## Prompt
Look through the data for the string "structured". Copy every line where it is found.
******
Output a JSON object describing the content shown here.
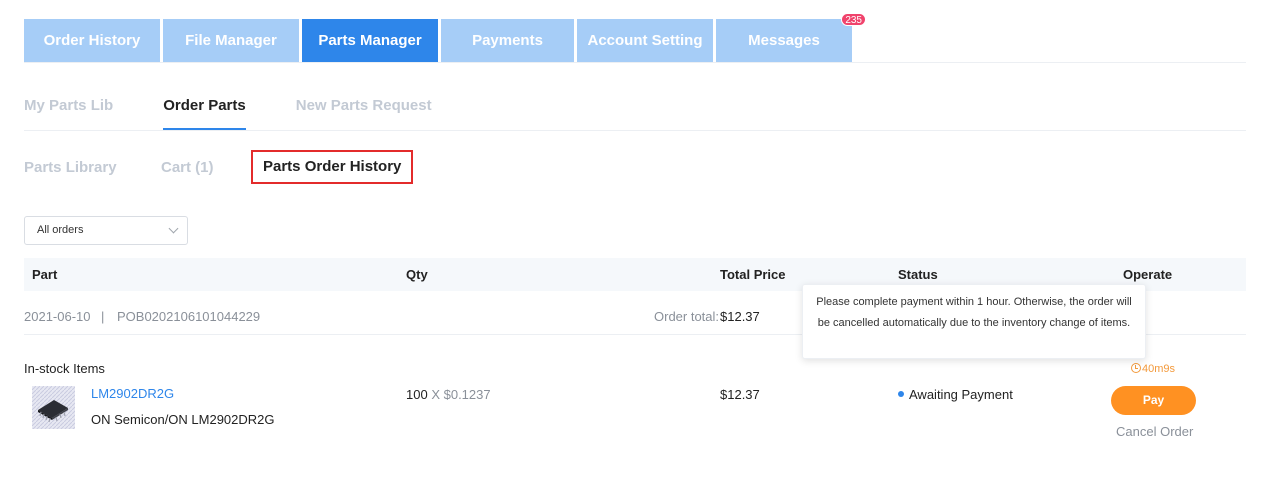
{
  "top_tabs": [
    {
      "label": "Order History"
    },
    {
      "label": "File Manager"
    },
    {
      "label": "Parts Manager"
    },
    {
      "label": "Payments"
    },
    {
      "label": "Account Setting"
    },
    {
      "label": "Messages",
      "badge": "235"
    }
  ],
  "sub_tabs": [
    {
      "label": "My Parts Lib"
    },
    {
      "label": "Order Parts"
    },
    {
      "label": "New Parts Request"
    }
  ],
  "third_tabs": [
    {
      "label": "Parts Library"
    },
    {
      "label": "Cart (1)"
    },
    {
      "label": "Parts Order History"
    }
  ],
  "filter": {
    "selected": "All orders"
  },
  "table": {
    "headers": {
      "part": "Part",
      "qty": "Qty",
      "total": "Total Price",
      "status": "Status",
      "operate": "Operate"
    }
  },
  "order": {
    "date": "2021-06-10",
    "separator": "|",
    "number": "POB0202106101044229",
    "total_label": "Order total:",
    "total_value": "$12.37",
    "group": "In-stock Items",
    "item": {
      "part_number": "LM2902DR2G",
      "manufacturer": "ON Semicon/ON LM2902DR2G",
      "qty": "100",
      "unit_price": "X $0.1237",
      "price": "$12.37",
      "status": "Awaiting Payment",
      "timer": "40m9s",
      "pay_label": "Pay",
      "cancel_label": "Cancel Order"
    }
  },
  "tooltip": {
    "text": "Please complete payment within 1 hour. Otherwise, the order will be cancelled automatically due to the inventory change of items."
  },
  "colors": {
    "primary": "#2e86ea",
    "tab_inactive": "#a6cdf7",
    "pay": "#ff9122",
    "badge": "#f0436c",
    "highlight": "#e32b2b",
    "timer": "#f39a3c"
  }
}
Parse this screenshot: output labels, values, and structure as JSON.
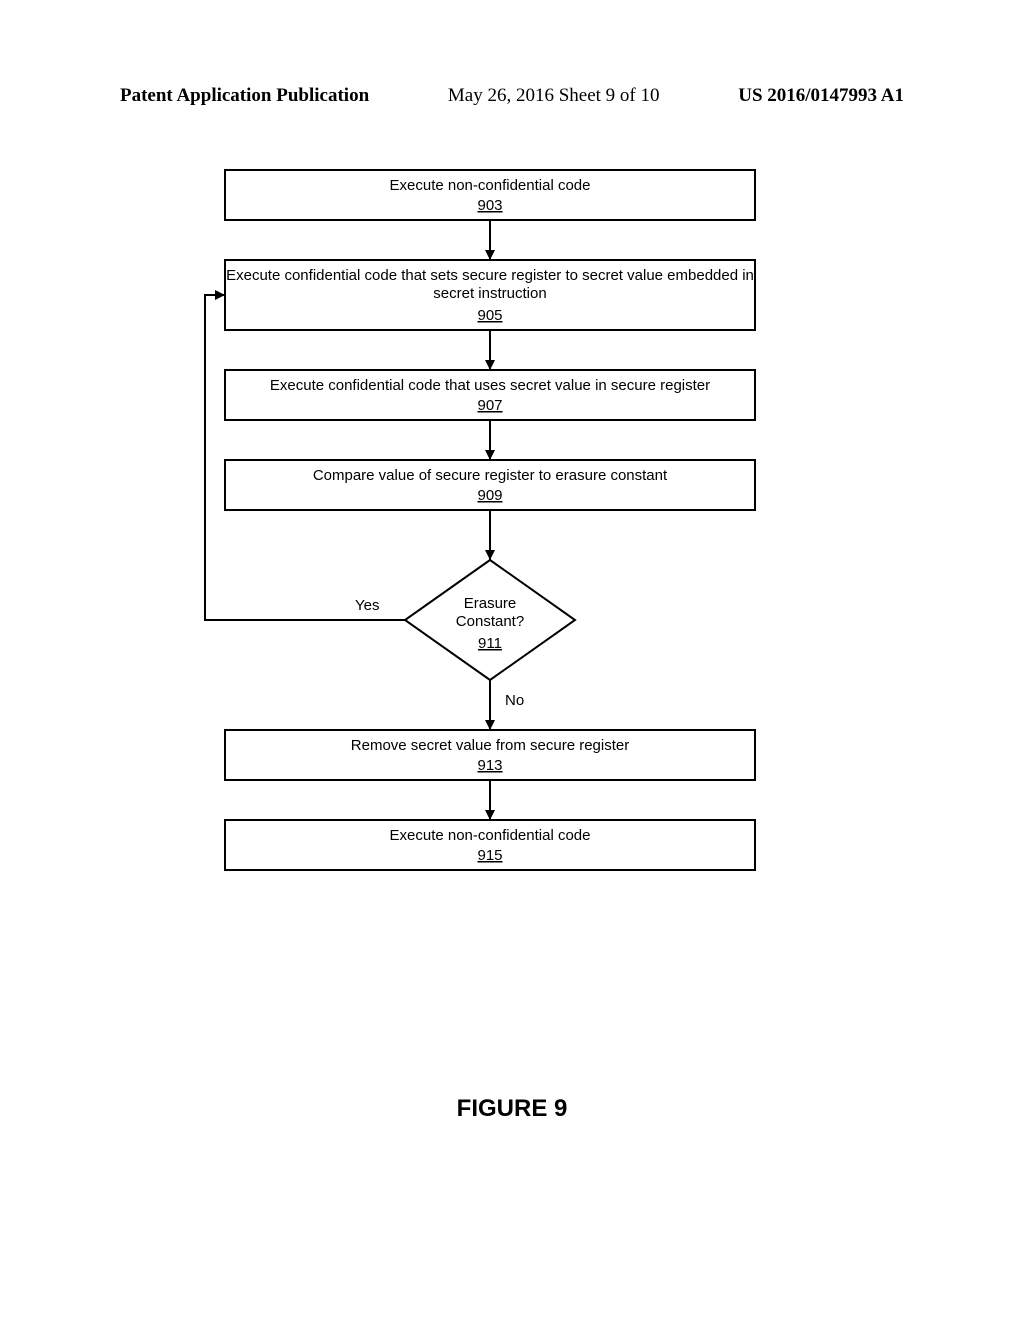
{
  "header": {
    "left": "Patent Application Publication",
    "mid": "May 26, 2016  Sheet 9 of 10",
    "right": "US 2016/0147993 A1"
  },
  "chart_data": {
    "type": "flowchart",
    "figure_caption": "FIGURE 9",
    "nodes": [
      {
        "id": "903",
        "shape": "process",
        "label": "Execute non-confidential code",
        "ref": "903"
      },
      {
        "id": "905",
        "shape": "process",
        "label": "Execute confidential code that sets secure register to secret value embedded in secret instruction",
        "ref": "905"
      },
      {
        "id": "907",
        "shape": "process",
        "label": "Execute confidential  code that uses secret value in secure register",
        "ref": "907"
      },
      {
        "id": "909",
        "shape": "process",
        "label": "Compare value of secure register to erasure constant",
        "ref": "909"
      },
      {
        "id": "911",
        "shape": "decision",
        "label": "Erasure Constant?",
        "ref": "911"
      },
      {
        "id": "913",
        "shape": "process",
        "label": "Remove secret value from secure register",
        "ref": "913"
      },
      {
        "id": "915",
        "shape": "process",
        "label": "Execute non-confidential code",
        "ref": "915"
      }
    ],
    "edges": [
      {
        "from": "903",
        "to": "905",
        "label": ""
      },
      {
        "from": "905",
        "to": "907",
        "label": ""
      },
      {
        "from": "907",
        "to": "909",
        "label": ""
      },
      {
        "from": "909",
        "to": "911",
        "label": ""
      },
      {
        "from": "911",
        "to": "905",
        "label": "Yes"
      },
      {
        "from": "911",
        "to": "913",
        "label": "No"
      },
      {
        "from": "913",
        "to": "915",
        "label": ""
      }
    ]
  }
}
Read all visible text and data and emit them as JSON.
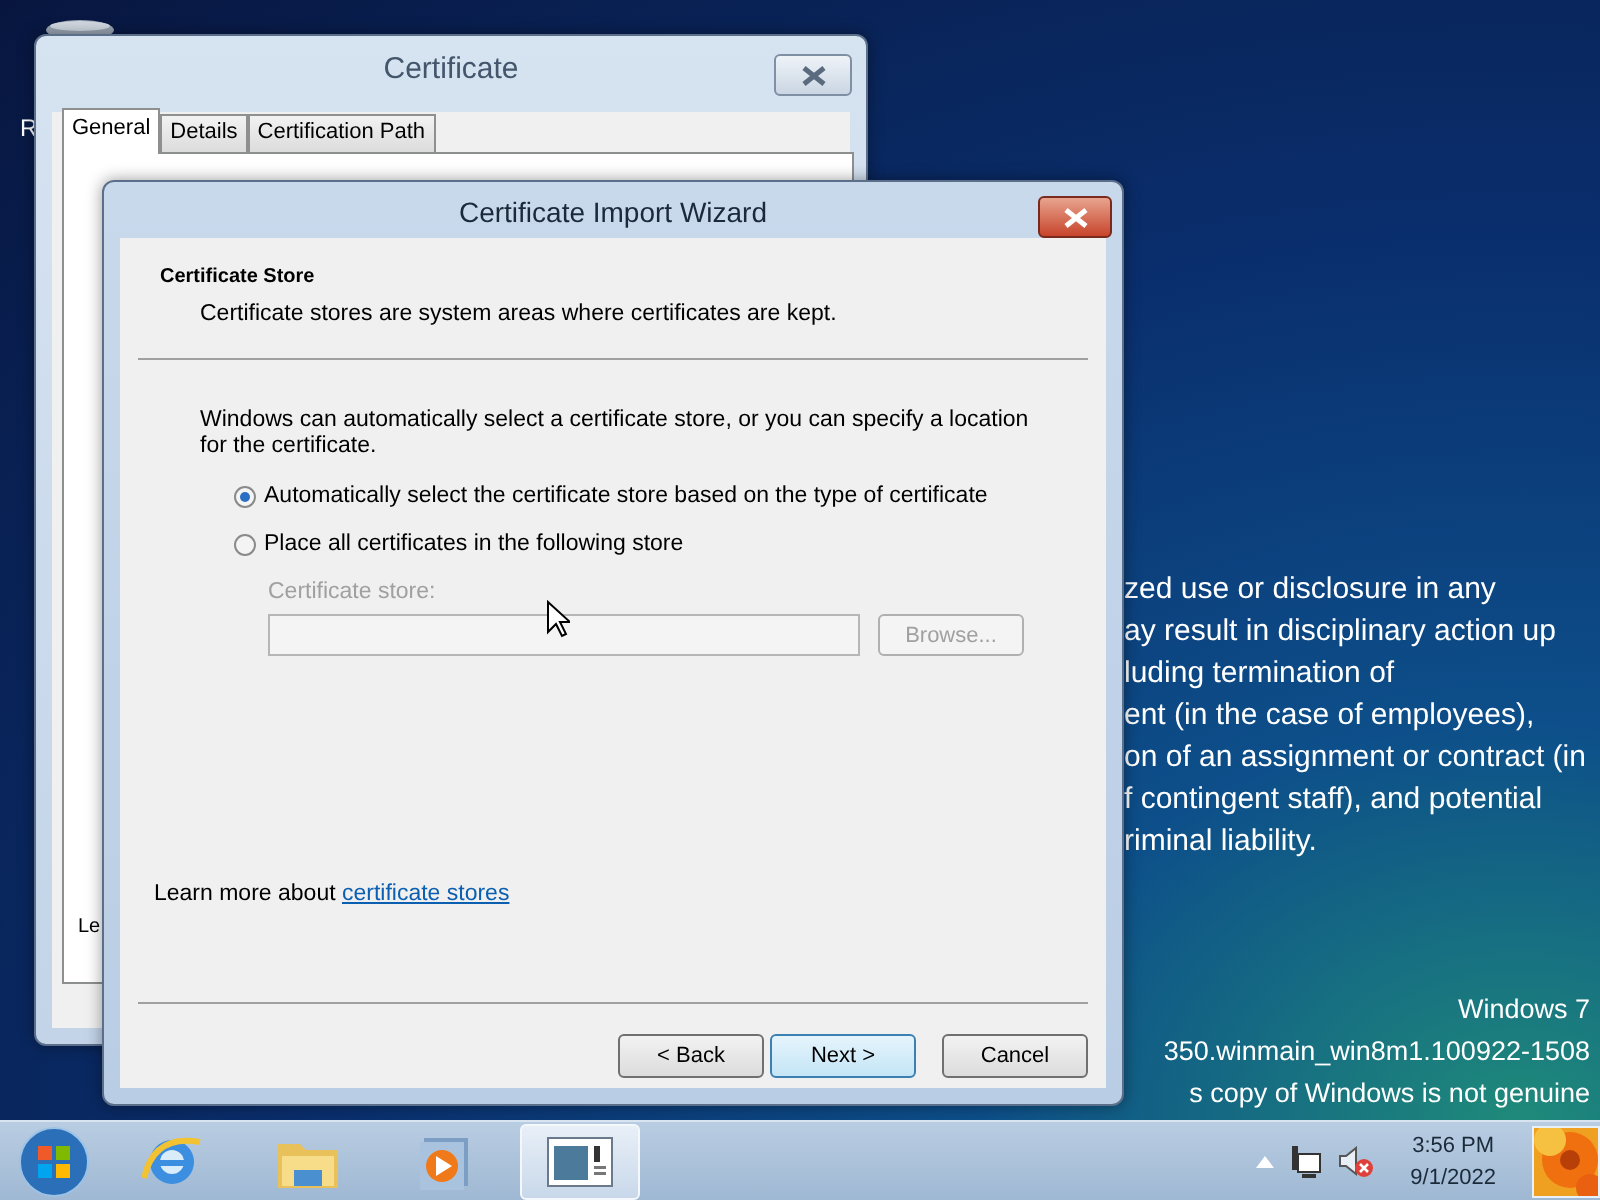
{
  "desktop": {
    "icon_label": "R",
    "notice_lines": [
      "zed use or disclosure in any",
      "ay result in disciplinary action up",
      "luding termination of",
      "ent (in the case of employees),",
      "on of an assignment or contract (in",
      "f contingent staff), and potential",
      "riminal liability."
    ],
    "build_lines": [
      "Windows 7",
      "350.winmain_win8m1.100922-1508",
      "s copy of Windows is not genuine"
    ]
  },
  "certificate_window": {
    "title": "Certificate",
    "tabs": [
      {
        "label": "General",
        "selected": true
      },
      {
        "label": "Details",
        "selected": false
      },
      {
        "label": "Certification Path",
        "selected": false
      }
    ],
    "panel_text": "Le"
  },
  "wizard": {
    "title": "Certificate Import Wizard",
    "heading": "Certificate Store",
    "subheading": "Certificate stores are system areas where certificates are kept.",
    "description": "Windows can automatically select a certificate store, or you can specify a location for the certificate.",
    "options": [
      {
        "label": "Automatically select the certificate store based on the type of certificate",
        "selected": true
      },
      {
        "label": "Place all certificates in the following store",
        "selected": false
      }
    ],
    "store": {
      "label": "Certificate store:",
      "disabled": true
    },
    "browse_button": {
      "label": "Browse...",
      "disabled": true
    },
    "learn_more": {
      "text": "Learn more about ",
      "link": "certificate stores"
    },
    "buttons": [
      {
        "label": "< Back",
        "default": false
      },
      {
        "label": "Next >",
        "default": true
      },
      {
        "label": "Cancel",
        "default": false
      }
    ]
  },
  "taskbar": {
    "items": [
      {
        "kind": "browser",
        "selected": false
      },
      {
        "kind": "folder",
        "selected": false
      },
      {
        "kind": "media",
        "selected": false
      },
      {
        "kind": "window",
        "selected": true
      }
    ],
    "time": "3:56 PM",
    "date": "9/1/2022"
  }
}
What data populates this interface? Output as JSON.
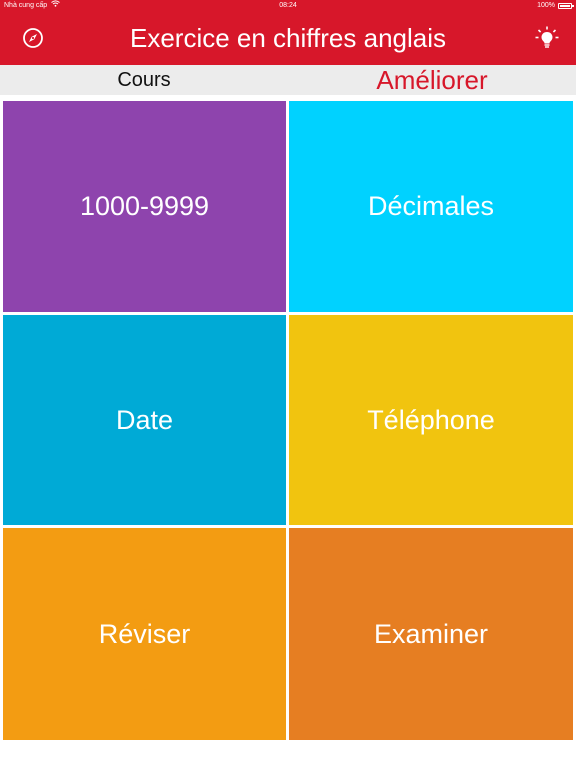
{
  "status_bar": {
    "carrier": "Nhà cung cấp",
    "time": "08:24",
    "battery_label": "100%",
    "battery_level": 1.0,
    "wifi_icon": "wifi-icon"
  },
  "nav": {
    "title": "Exercice en chiffres anglais",
    "left_icon": "compass-icon",
    "right_icon": "lightbulb-icon"
  },
  "segments": {
    "left_label": "Cours",
    "right_label": "Améliorer"
  },
  "tiles": [
    {
      "label": "1000-9999",
      "color": "#8e44ad"
    },
    {
      "label": "Décimales",
      "color": "#00d2ff"
    },
    {
      "label": "Date",
      "color": "#00aad6"
    },
    {
      "label": "Téléphone",
      "color": "#f1c40f"
    },
    {
      "label": "Réviser",
      "color": "#f39c12"
    },
    {
      "label": "Examiner",
      "color": "#e67e22"
    }
  ],
  "colors": {
    "brand": "#d7172a",
    "segment_bg": "#ececec"
  }
}
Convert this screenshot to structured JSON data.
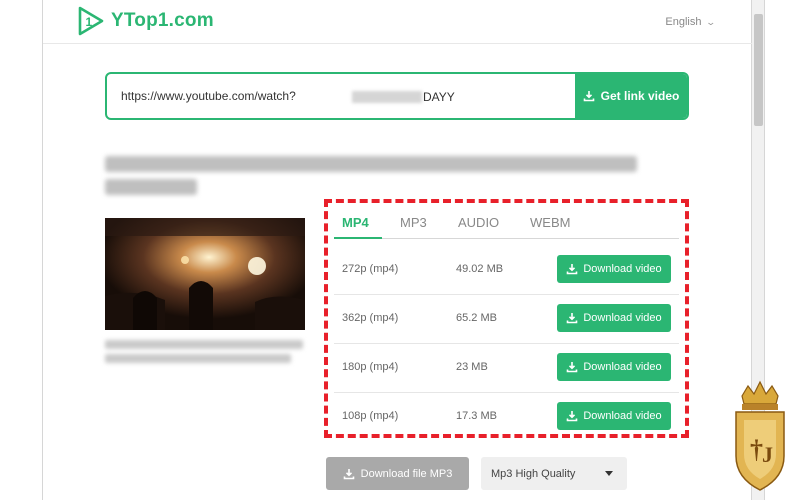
{
  "brand": {
    "name": "YTop1.com",
    "color": "#2bb673"
  },
  "header": {
    "language": "English"
  },
  "search": {
    "url_value": "https://www.youtube.com/watch?",
    "url_suffix": "DAYY",
    "button_label": "Get link video"
  },
  "video": {
    "thumbnail_icon": "concert-hall-thumbnail"
  },
  "tabs": [
    "MP4",
    "MP3",
    "AUDIO",
    "WEBM"
  ],
  "active_tab": "MP4",
  "formats": [
    {
      "quality": "272p (mp4)",
      "size": "49.02 MB",
      "action": "Download video"
    },
    {
      "quality": "362p (mp4)",
      "size": "65.2 MB",
      "action": "Download video"
    },
    {
      "quality": "180p (mp4)",
      "size": "23 MB",
      "action": "Download video"
    },
    {
      "quality": "108p (mp4)",
      "size": "17.3 MB",
      "action": "Download video"
    }
  ],
  "mp3": {
    "button_label": "Download file MP3",
    "quality_selected": "Mp3 High Quality"
  },
  "colors": {
    "accent": "#2bb673",
    "highlight": "#e8202a",
    "disabled": "#a9a9a9"
  },
  "icons": {
    "logo": "play-logo-icon",
    "download": "download-icon",
    "dropdown": "caret-down-icon",
    "corner_badge": "crown-badge-icon"
  }
}
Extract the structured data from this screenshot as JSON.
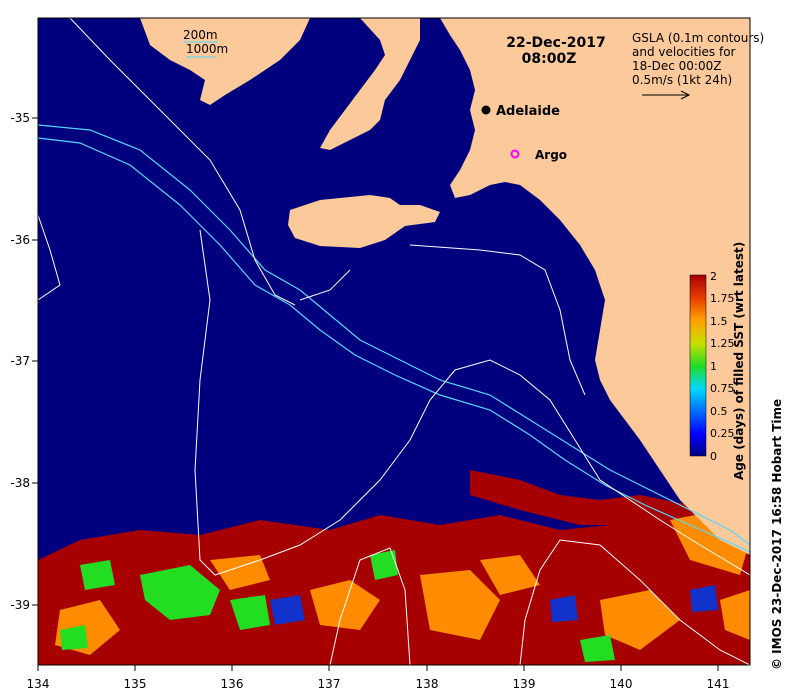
{
  "title": {
    "date": "22-Dec-2017",
    "time": "08:00Z"
  },
  "legend_depth": {
    "line1": "200m",
    "line2": "1000m"
  },
  "legend_gsla": {
    "line1": "GSLA (0.1m contours)",
    "line2": "and velocities for",
    "line3": "18-Dec 00:00Z",
    "line4": "0.5m/s (1kt 24h)"
  },
  "places": {
    "adelaide": "Adelaide",
    "argo": "Argo"
  },
  "colorbar": {
    "title": "Age (days) of filled SST (wrt latest)",
    "ticks": [
      "2",
      "1.75",
      "1.5",
      "1.25",
      "1",
      "0.75",
      "0.5",
      "0.25",
      "0"
    ]
  },
  "credit": "© IMOS 23-Dec-2017 16:58 Hobart Time",
  "axes": {
    "x_ticks": [
      "134",
      "135",
      "136",
      "137",
      "138",
      "139",
      "140",
      "141"
    ],
    "y_ticks": [
      "-35",
      "-36",
      "-37",
      "-38",
      "-39"
    ]
  },
  "colors": {
    "ocean": "#00007f",
    "land": "#fbc99a",
    "old_data": "#a60000",
    "contour": "#ffffff",
    "isobath": "#55d8ff",
    "argo_marker": "#ff00ff"
  }
}
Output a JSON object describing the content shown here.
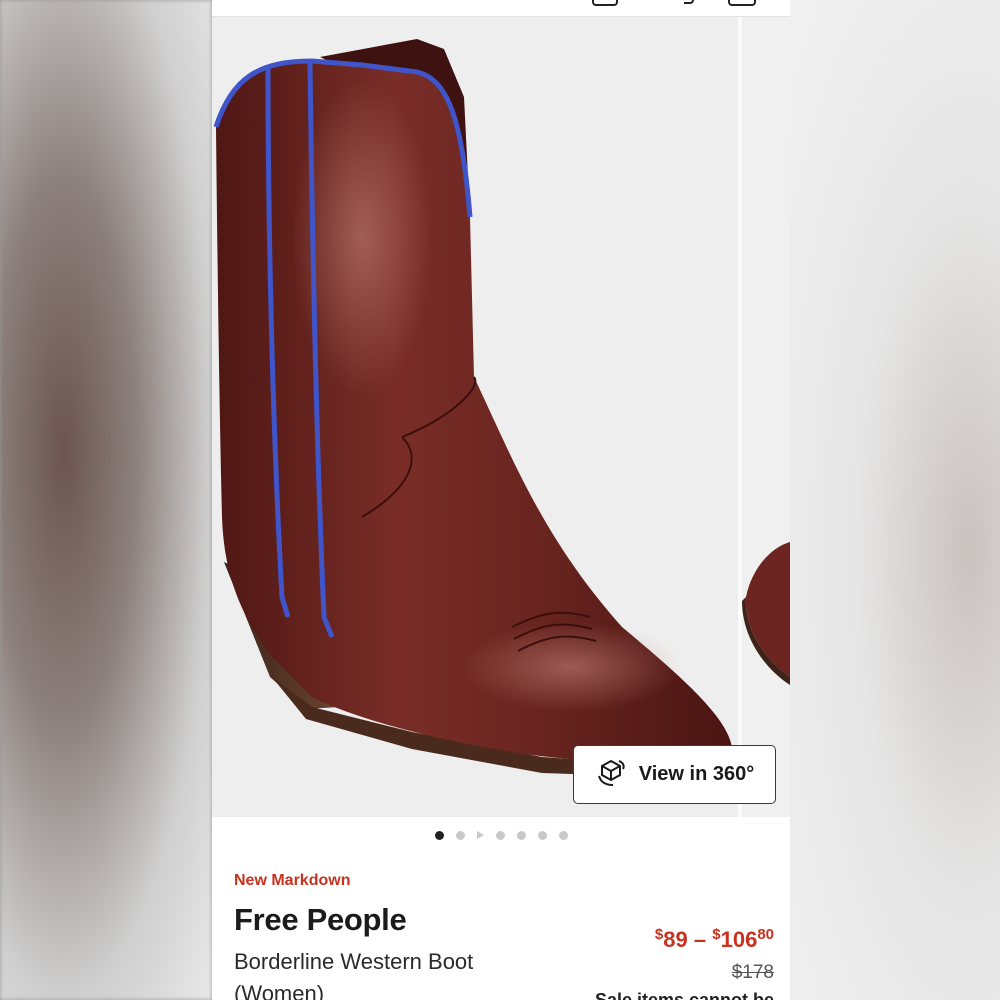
******
## Exercise solution
Convert this screenshot to structured JSON data.
Extract the structured data from this screenshot as JSON.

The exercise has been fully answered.